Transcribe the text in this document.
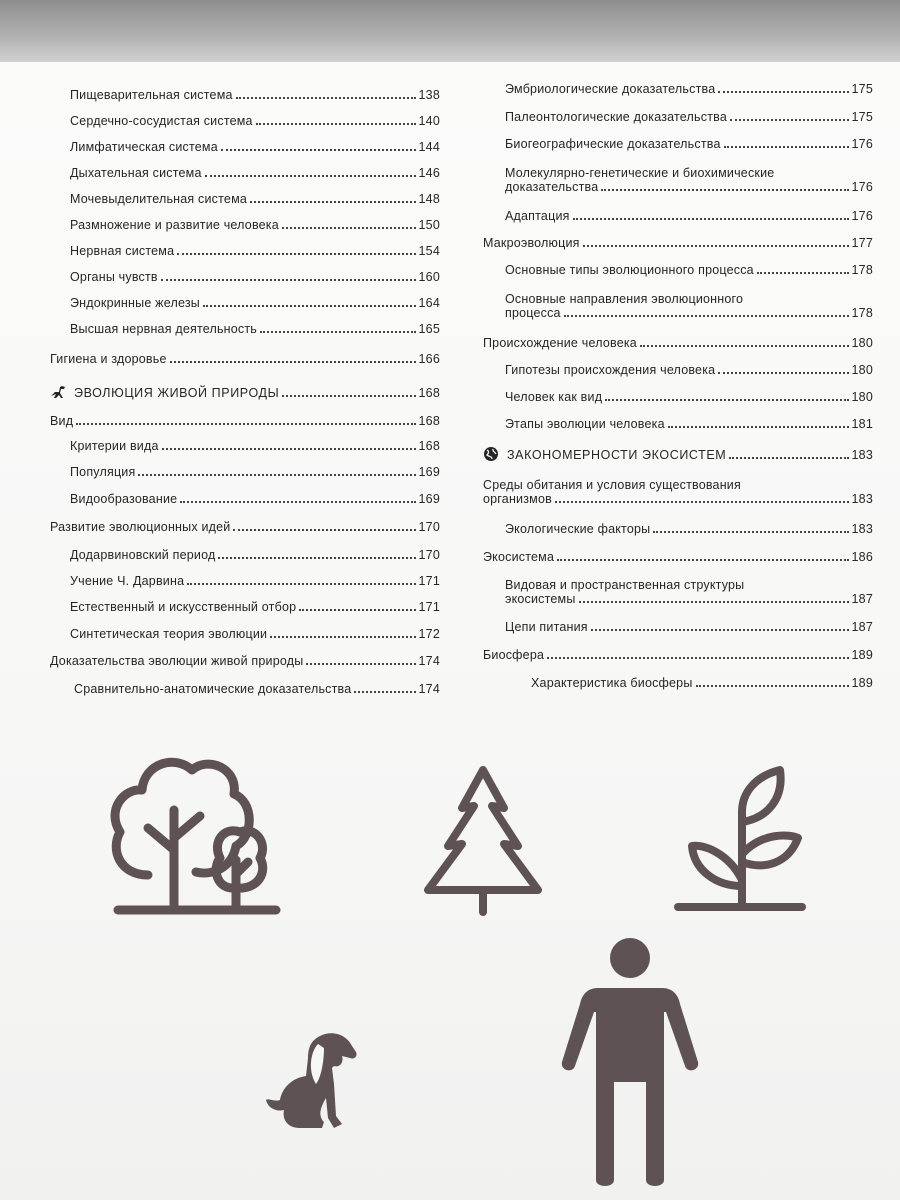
Пищеварительная система	138
Сердечно-сосудистая система	140
Лимфатическая система	144
Дыхательная система	146
Мочевыделительная система	148
Размножение и развитие человека	150
Нервная система	154
Органы чувств	160
Эндокринные железы	164
Высшая нервная деятельность	165
Гигиена и здоровье	166
ЭВОЛЮЦИЯ ЖИВОЙ ПРИРОДЫ	168
Вид	168
Критерии вида	168
Популяция	169
Видообразование	169
Развитие эволюционных идей	170
Додарвиновский период	170
Учение Ч. Дарвина	171
Естественный и искусственный отбор	171
Синтетическая теория эволюции	172
Доказательства эволюции живой природы	174
Сравнительно-анатомические доказательства	174
Эмбриологические доказательства	175
Палеонтологические доказательства	175
Биогеографические доказательства	176
Молекулярно-генетические и биохимические
доказательства	176
Адаптация	176
Макроэволюция	177
Основные типы эволюционного процесса	178
Основные направления эволюционного
процесса	178
Происхождение человека	180
Гипотезы происхождения человека	180
Человек как вид	180
Этапы эволюции человека	181
ЗАКОНОМЕРНОСТИ ЭКОСИСТЕМ	183
Среды обитания и условия существования
организмов	183
Экологические факторы	183
Экосистема	186
Видовая и пространственная структуры
экосистемы	187
Цепи питания	187
Биосфера	189
Характеристика биосферы	189
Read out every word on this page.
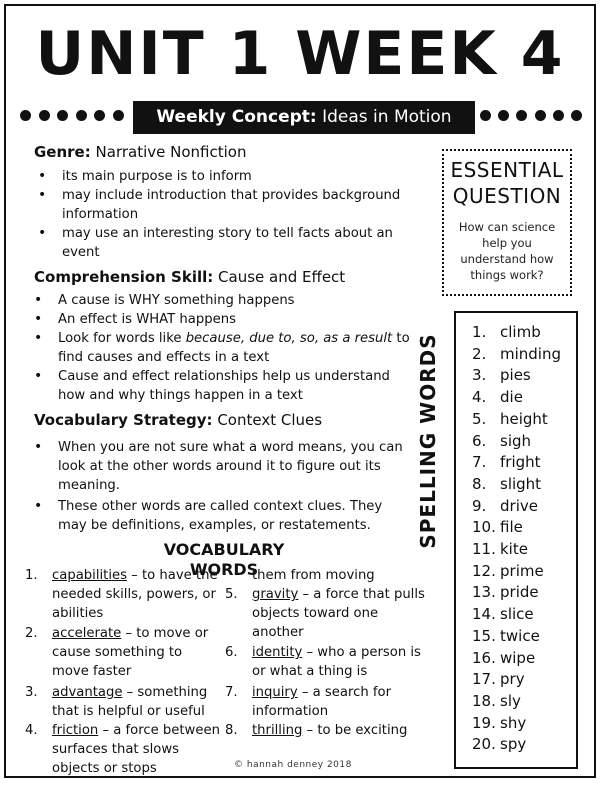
UNIT 1 WEEK 4
Weekly Concept: Ideas in Motion
Genre: Narrative Nonfiction
• its main purpose is to inform
• may include introduction that provides background information
• may use an interesting story to tell facts about an event
Comprehension Skill: Cause and Effect
• A cause is WHY something happens
• An effect is WHAT happens
• Look for words like because, due to, so, as a result to find causes and effects in a text
• Cause and effect relationships help us understand how and why things happen in a text
Vocabulary Strategy: Context Clues
• When you are not sure what a word means, you can look at the other words around it to figure out its meaning.
• These other words are called context clues. They may be definitions, examples, or restatements.
ESSENTIAL
QUESTION
How can science help you understand how things work?
SPELLING WORDS
1. climb
2. minding
3. pies
4. die
5. height
6. sigh
7. fright
8. slight
9. drive
10. file
11. kite
12. prime
13. pride
14. slice
15. twice
16. wipe
17. pry
18. sly
19. shy
20. spy
VOCABULARY WORDS
1. capabilities – to have the needed skills, powers, or abilities
2. accelerate – to move or cause something to move faster
3. advantage – something that is helpful or useful
4. friction – a force between surfaces that slows objects or stops
them from moving
5. gravity – a force that pulls objects toward one another
6. identity – who a person is or what a thing is
7. inquiry – a search for information
8. thrilling – to be exciting
© hannah denney 2018
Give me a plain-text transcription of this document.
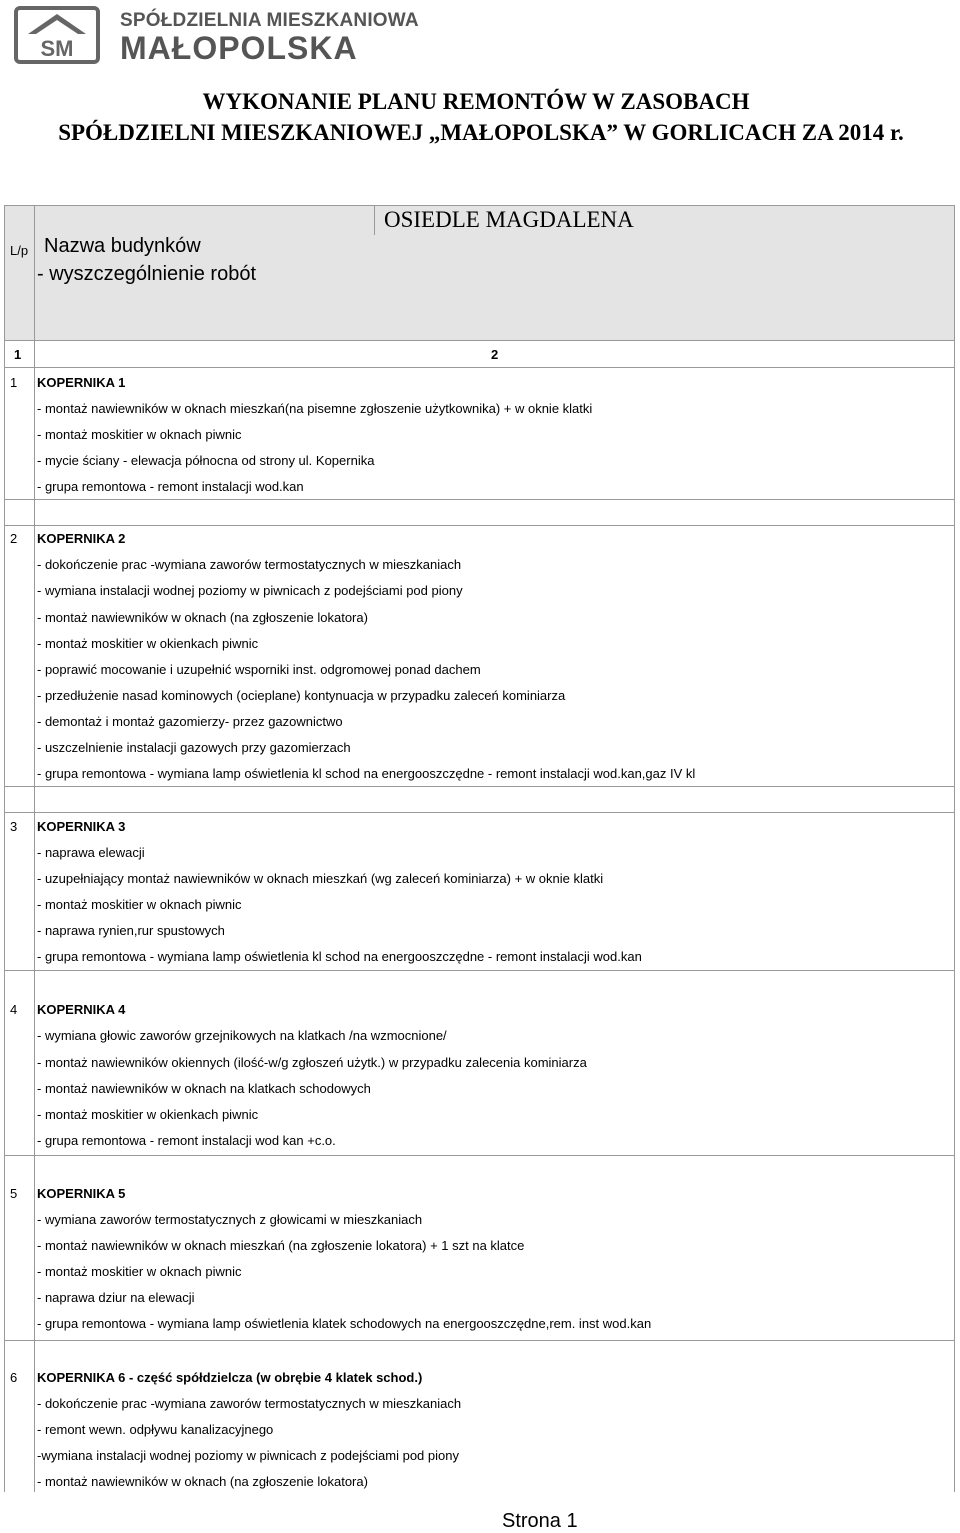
SM
SPÓŁDZIELNIA MIESZKANIOWA
MAŁOPOLSKA
WYKONANIE PLANU REMONTÓW W ZASOBACH
SPÓŁDZIELNI MIESZKANIOWEJ „MAŁOPOLSKA” W GORLICACH ZA 2014 r.
L/p Nazwa budynków
- wyszczególnienie robót
OSIEDLE MAGDALENA
1	2
1 KOPERNIKA 1
- montaż nawiewników w oknach mieszkań(na pisemne zgłoszenie użytkownika) + w oknie klatki
- montaż moskitier w oknach piwnic
- mycie ściany - elewacja północna od strony ul. Kopernika
- grupa remontowa - remont instalacji wod.kan
2 KOPERNIKA 2
- dokończenie prac -wymiana zaworów termostatycznych w mieszkaniach
- wymiana instalacji wodnej poziomy w piwnicach z podejściami pod piony
- montaż nawiewników w oknach (na zgłoszenie lokatora)
- montaż moskitier w okienkach piwnic
- poprawić mocowanie i uzupełnić wsporniki inst. odgromowej ponad dachem
- przedłużenie nasad kominowych (ocieplane) kontynuacja w przypadku zaleceń kominiarza
- demontaż i montaż gazomierzy- przez gazownictwo
- uszczelnienie instalacji gazowych przy gazomierzach
- grupa remontowa - wymiana lamp oświetlenia kl schod na energooszczędne - remont instalacji wod.kan,gaz IV kl
3 KOPERNIKA 3
- naprawa elewacji
- uzupełniający montaż nawiewników w oknach mieszkań (wg zaleceń kominiarza) + w oknie klatki
- montaż moskitier w oknach piwnic
- naprawa rynien,rur spustowych
- grupa remontowa - wymiana lamp oświetlenia kl schod na energooszczędne - remont instalacji wod.kan
4 KOPERNIKA 4
- wymiana głowic zaworów grzejnikowych na klatkach /na wzmocnione/
- montaż nawiewników okiennych (ilość-w/g zgłoszeń użytk.) w przypadku zalecenia kominiarza
- montaż nawiewników w oknach na klatkach schodowych
- montaż moskitier w okienkach piwnic
- grupa remontowa - remont instalacji wod kan +c.o.
5 KOPERNIKA 5
- wymiana zaworów termostatycznych z głowicami w mieszkaniach
- montaż nawiewników w oknach mieszkań (na zgłoszenie lokatora) + 1 szt na klatce
- montaż moskitier w oknach piwnic
- naprawa dziur na elewacji
- grupa remontowa - wymiana lamp oświetlenia klatek schodowych na energooszczędne,rem. inst wod.kan
6 KOPERNIKA 6 - część spółdzielcza (w obrębie 4 klatek schod.)
- dokończenie prac -wymiana zaworów termostatycznych w mieszkaniach
- remont wewn. odpływu kanalizacyjnego
-wymiana instalacji wodnej poziomy w piwnicach z podejściami pod piony
- montaż nawiewników w oknach (na zgłoszenie lokatora)
Strona 1
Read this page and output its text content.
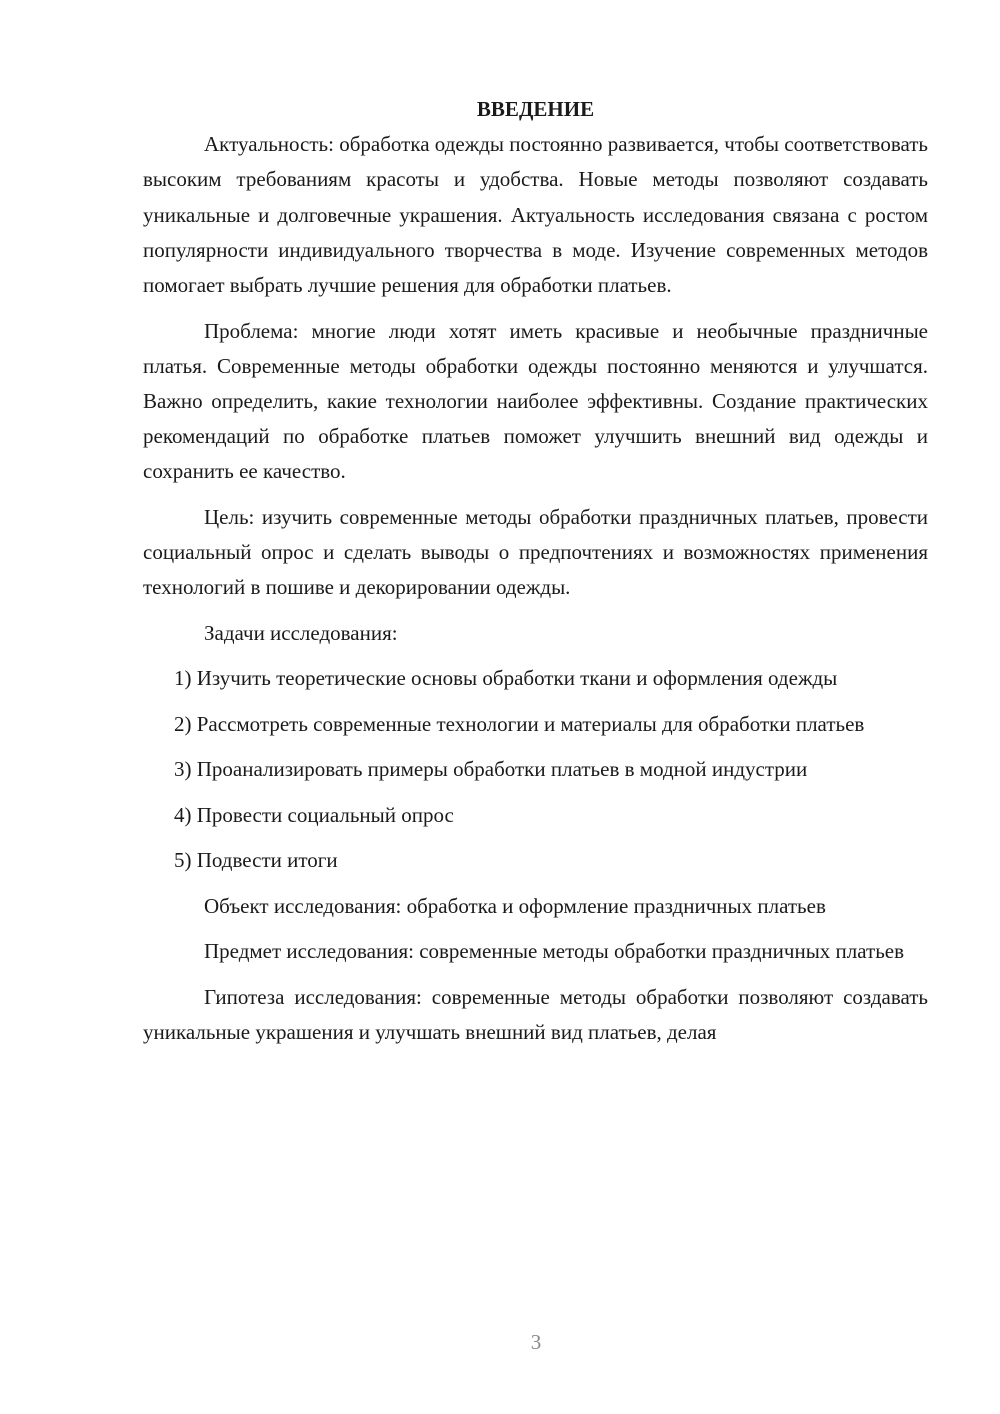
ВВЕДЕНИЕ

Актуальность: обработка одежды постоянно развивается, чтобы соответствовать высоким требованиям красоты и удобства. Новые методы позволяют создавать уникальные и долговечные украшения. Актуальность исследования связана с ростом популярности индивидуального творчества в моде. Изучение современных методов помогает выбрать лучшие решения для обработки платьев.

Проблема: многие люди хотят иметь красивые и необычные праздничные платья. Современные методы обработки одежды постоянно меняются и улучшатся. Важно определить, какие технологии наиболее эффективны. Создание практических рекомендаций по обработке платьев поможет улучшить внешний вид одежды и сохранить ее качество.

Цель: изучить современные методы обработки праздничных платьев, провести социальный опрос и сделать выводы о предпочтениях и возможностях применения технологий в пошиве и декорировании одежды.

Задачи исследования:

1) Изучить теоретические основы обработки ткани и оформления одежды

2) Рассмотреть современные технологии и материалы для обработки платьев

3) Проанализировать примеры обработки платьев в модной индустрии

4) Провести социальный опрос

5) Подвести итоги

Объект исследования: обработка и оформление праздничных платьев

Предмет исследования: современные методы обработки праздничных платьев

Гипотеза исследования: современные методы обработки позволяют создавать уникальные украшения и улучшать внешний вид платьев, делая

3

################

Exercise: Set each line of the records down exactly, leaving every picture out.

Reply:
Transcribe the text in this document.
Пищеварительная система	138
Сердечно-сосудистая система	140
Лимфатическая система	144
Дыхательная система	146
Мочевыделительная система	148
Размножение и развитие человека	150
Нервная система	154
Органы чувств	160
Эндокринные железы	164
Высшая нервная деятельность	165
Гигиена и здоровье	166
ЭВОЛЮЦИЯ ЖИВОЙ ПРИРОДЫ	168
Вид	168
Критерии вида	168
Популяция	169
Видообразование	169
Развитие эволюционных идей	170
Додарвиновский период	170
Учение Ч. Дарвина	171
Естественный и искусственный отбор	171
Синтетическая теория эволюции	172
Доказательства эволюции живой природы	174
Сравнительно-анатомические доказательства	174
Эмбриологические доказательства	175
Палеонтологические доказательства	175
Биогеографические доказательства	176
Молекулярно-генетические и биохимические
доказательства	176
Адаптация	176
Макроэволюция	177
Основные типы эволюционного процесса	178
Основные направления эволюционного
процесса	178
Происхождение человека	180
Гипотезы происхождения человека	180
Человек как вид	180
Этапы эволюции человека	181
ЗАКОНОМЕРНОСТИ ЭКОСИСТЕМ	183
Среды обитания и условия существования
организмов	183
Экологические факторы	183
Экосистема	186
Видовая и пространственная структуры
экосистемы	187
Цепи питания	187
Биосфера	189
Характеристика биосферы	189
Read out every word on this page.
UNIT 1 WEEK 4
Weekly Concept: Ideas in Motion
Genre: Narrative Nonfiction
• its main purpose is to inform
• may include introduction that provides background information
• may use an interesting story to tell facts about an event
Comprehension Skill: Cause and Effect
• A cause is WHY something happens
• An effect is WHAT happens
• Look for words like because, due to, so, as a result to find causes and effects in a text
• Cause and effect relationships help us understand how and why things happen in a text
Vocabulary Strategy: Context Clues
• When you are not sure what a word means, you can look at the other words around it to figure out its meaning.
• These other words are called context clues. They may be definitions, examples, or restatements.
ESSENTIAL
QUESTION
How can science help you understand how things work?
SPELLING WORDS
1. climb
2. minding
3. pies
4. die
5. height
6. sigh
7. fright
8. slight
9. drive
10. file
11. kite
12. prime
13. pride
14. slice
15. twice
16. wipe
17. pry
18. sly
19. shy
20. spy
VOCABULARY WORDS
1. capabilities – to have the needed skills, powers, or abilities
2. accelerate – to move or cause something to move faster
3. advantage – something that is helpful or useful
4. friction – a force between surfaces that slows objects or stops
them from moving
5. gravity – a force that pulls objects toward one another
6. identity – who a person is or what a thing is
7. inquiry – a search for information
8. thrilling – to be exciting
© hannah denney 2018
Give me a plain-text transcription of this document.
SM
SPÓŁDZIELNIA MIESZKANIOWA
MAŁOPOLSKA
WYKONANIE PLANU REMONTÓW W ZASOBACH
SPÓŁDZIELNI MIESZKANIOWEJ „MAŁOPOLSKA” W GORLICACH ZA 2014 r.
L/p Nazwa budynków
- wyszczególnienie robót
OSIEDLE MAGDALENA
1	2
1 KOPERNIKA 1
- montaż nawiewników w oknach mieszkań(na pisemne zgłoszenie użytkownika) + w oknie klatki
- montaż moskitier w oknach piwnic
- mycie ściany - elewacja północna od strony ul. Kopernika
- grupa remontowa - remont instalacji wod.kan
2 KOPERNIKA 2
- dokończenie prac -wymiana zaworów termostatycznych w mieszkaniach
- wymiana instalacji wodnej poziomy w piwnicach z podejściami pod piony
- montaż nawiewników w oknach (na zgłoszenie lokatora)
- montaż moskitier w okienkach piwnic
- poprawić mocowanie i uzupełnić wsporniki inst. odgromowej ponad dachem
- przedłużenie nasad kominowych (ocieplane) kontynuacja w przypadku zaleceń kominiarza
- demontaż i montaż gazomierzy- przez gazownictwo
- uszczelnienie instalacji gazowych przy gazomierzach
- grupa remontowa - wymiana lamp oświetlenia kl schod na energooszczędne - remont instalacji wod.kan,gaz IV kl
3 KOPERNIKA 3
- naprawa elewacji
- uzupełniający montaż nawiewników w oknach mieszkań (wg zaleceń kominiarza) + w oknie klatki
- montaż moskitier w oknach piwnic
- naprawa rynien,rur spustowych
- grupa remontowa - wymiana lamp oświetlenia kl schod na energooszczędne - remont instalacji wod.kan
4 KOPERNIKA 4
- wymiana głowic zaworów grzejnikowych na klatkach /na wzmocnione/
- montaż nawiewników okiennych (ilość-w/g zgłoszeń użytk.) w przypadku zalecenia kominiarza
- montaż nawiewników w oknach na klatkach schodowych
- montaż moskitier w okienkach piwnic
- grupa remontowa - remont instalacji wod kan +c.o.
5 KOPERNIKA 5
- wymiana zaworów termostatycznych z głowicami w mieszkaniach
- montaż nawiewników w oknach mieszkań (na zgłoszenie lokatora) + 1 szt na klatce
- montaż moskitier w oknach piwnic
- naprawa dziur na elewacji
- grupa remontowa - wymiana lamp oświetlenia klatek schodowych na energooszczędne,rem. inst wod.kan
6 KOPERNIKA 6 - część spółdzielcza (w obrębie 4 klatek schod.)
- dokończenie prac -wymiana zaworów termostatycznych w mieszkaniach
- remont wewn. odpływu kanalizacyjnego
-wymiana instalacji wodnej poziomy w piwnicach z podejściami pod piony
- montaż nawiewników w oknach (na zgłoszenie lokatora)
Strona 1
Read this page and output its text content.
ВВЕДЕНИЕ

Актуальность: обработка одежды постоянно развивается, чтобы соответствовать высоким требованиям красоты и удобства. Новые методы позволяют создавать уникальные и долговечные украшения. Актуальность исследования связана с ростом популярности индивидуального творчества в моде. Изучение современных методов помогает выбрать лучшие решения для обработки платьев.

Проблема: многие люди хотят иметь красивые и необычные праздничные платья. Современные методы обработки одежды постоянно меняются и улучшатся. Важно определить, какие технологии наиболее эффективны. Создание практических рекомендаций по обработке платьев поможет улучшить внешний вид одежды и сохранить ее качество.

Цель: изучить современные методы обработки праздничных платьев, провести социальный опрос и сделать выводы о предпочтениях и возможностях применения технологий в пошиве и декорировании одежды.

Задачи исследования:

1) Изучить теоретические основы обработки ткани и оформления одежды

2) Рассмотреть современные технологии и материалы для обработки платьев

3) Проанализировать примеры обработки платьев в модной индустрии

4) Провести социальный опрос

5) Подвести итоги

Объект исследования: обработка и оформление праздничных платьев

Предмет исследования: современные методы обработки праздничных платьев

Гипотеза исследования: современные методы обработки позволяют создавать уникальные украшения и улучшать внешний вид платьев, делая

3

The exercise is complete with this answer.